• _DATA SHOWN_
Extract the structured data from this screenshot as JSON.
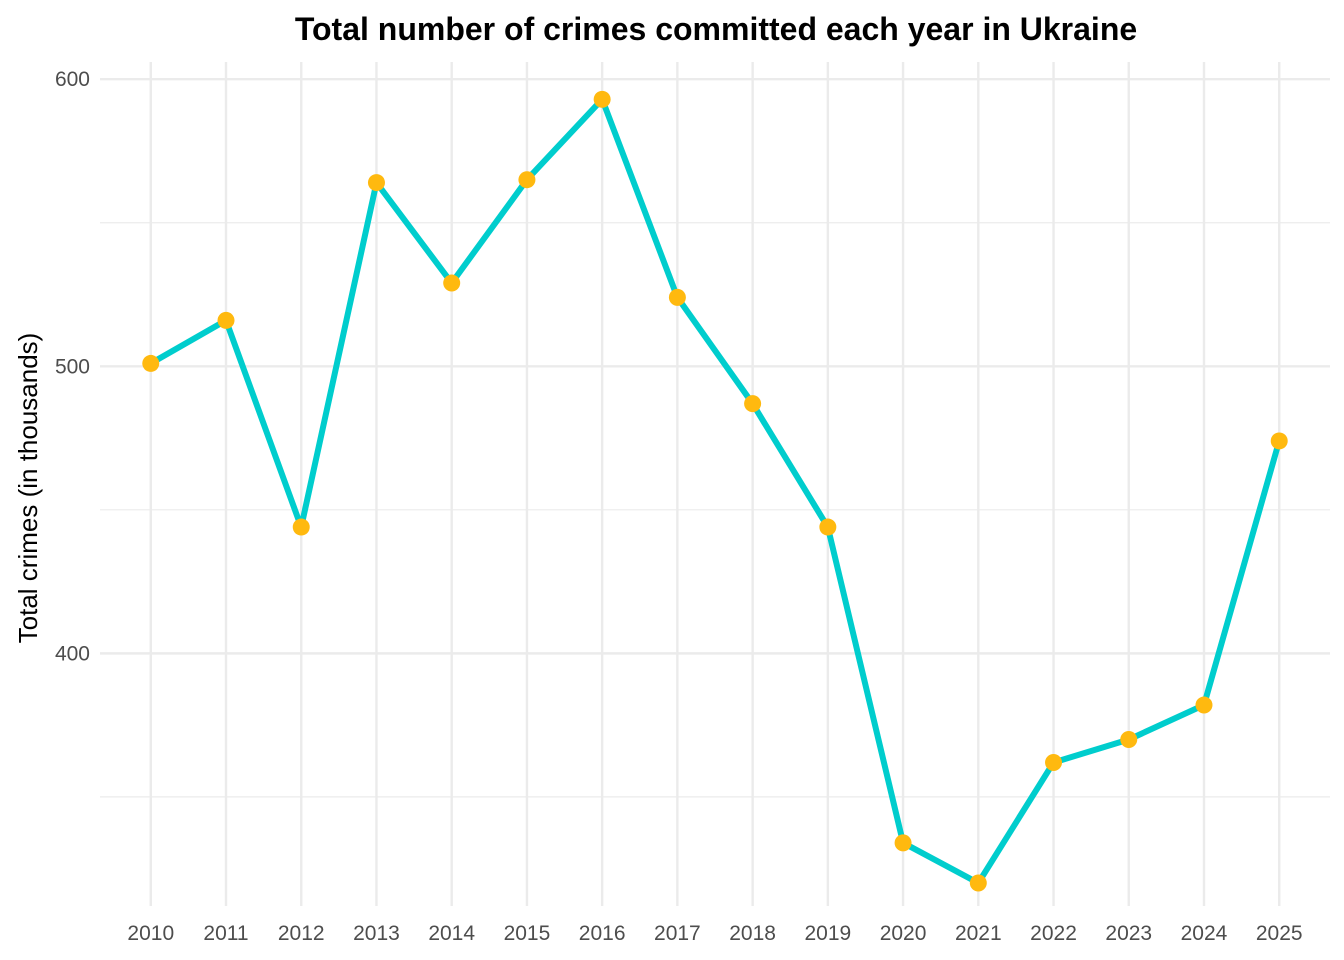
{
  "chart_data": {
    "type": "line",
    "title": "Total number of crimes committed each year in Ukraine",
    "xlabel": "",
    "ylabel": "Total crimes (in thousands)",
    "x": [
      2010,
      2011,
      2012,
      2013,
      2014,
      2015,
      2016,
      2017,
      2018,
      2019,
      2020,
      2021,
      2022,
      2023,
      2024,
      2025
    ],
    "x_tick_labels": [
      "2010",
      "2011",
      "2012",
      "2013",
      "2014",
      "2015",
      "2016",
      "2017",
      "2018",
      "2019",
      "2020",
      "2021",
      "2022",
      "2023",
      "2024",
      "2025"
    ],
    "series": [
      {
        "values": [
          501,
          516,
          444,
          564,
          529,
          565,
          593,
          524,
          487,
          444,
          334,
          320,
          362,
          370,
          382,
          474
        ]
      }
    ],
    "y_ticks": [
      400,
      500,
      600
    ],
    "y_tick_labels": [
      "400",
      "500",
      "600"
    ],
    "ylim": [
      312,
      606
    ],
    "grid": true,
    "legend": "none",
    "line_color": "#00CDCD",
    "point_color": "#FFB90F",
    "grid_color": "#EBEBEB"
  }
}
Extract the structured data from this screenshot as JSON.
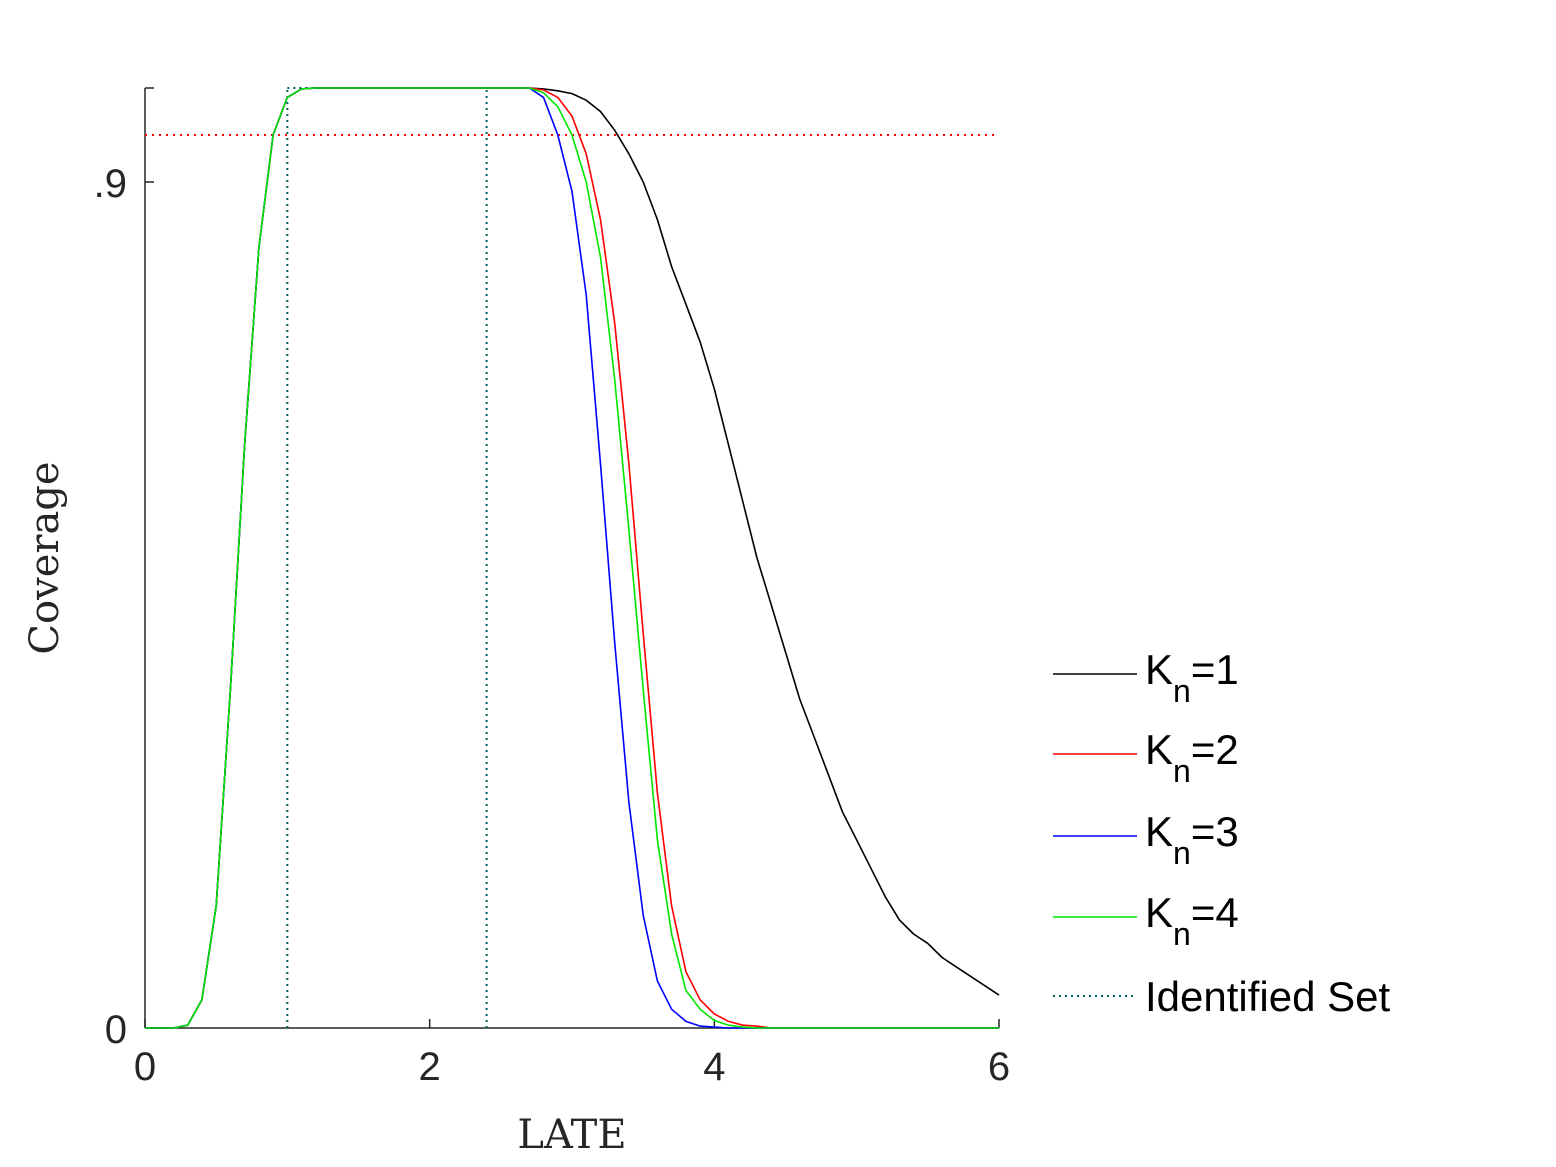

• _TASK INSTRUCTIONS_
Every entry above should be duplicated exactly. Do not include the images.

• _THE SOLUTION_
Extract the structured data from this screenshot as JSON.
{
  "chart_data": {
    "type": "line",
    "title": "Total number of crimes committed each year in Ukraine",
    "xlabel": "",
    "ylabel": "Total crimes (in thousands)",
    "x": [
      2010,
      2011,
      2012,
      2013,
      2014,
      2015,
      2016,
      2017,
      2018,
      2019,
      2020,
      2021,
      2022,
      2023,
      2024,
      2025
    ],
    "x_tick_labels": [
      "2010",
      "2011",
      "2012",
      "2013",
      "2014",
      "2015",
      "2016",
      "2017",
      "2018",
      "2019",
      "2020",
      "2021",
      "2022",
      "2023",
      "2024",
      "2025"
    ],
    "series": [
      {
        "values": [
          501,
          516,
          444,
          564,
          529,
          565,
          593,
          524,
          487,
          444,
          334,
          320,
          362,
          370,
          382,
          474
        ]
      }
    ],
    "y_ticks": [
      400,
      500,
      600
    ],
    "y_tick_labels": [
      "400",
      "500",
      "600"
    ],
    "ylim": [
      312,
      606
    ],
    "grid": true,
    "legend": "none",
    "line_color": "#00CDCD",
    "point_color": "#FFB90F",
    "grid_color": "#EBEBEB"
  }
}
Extract the structured data from this screenshot as JSON.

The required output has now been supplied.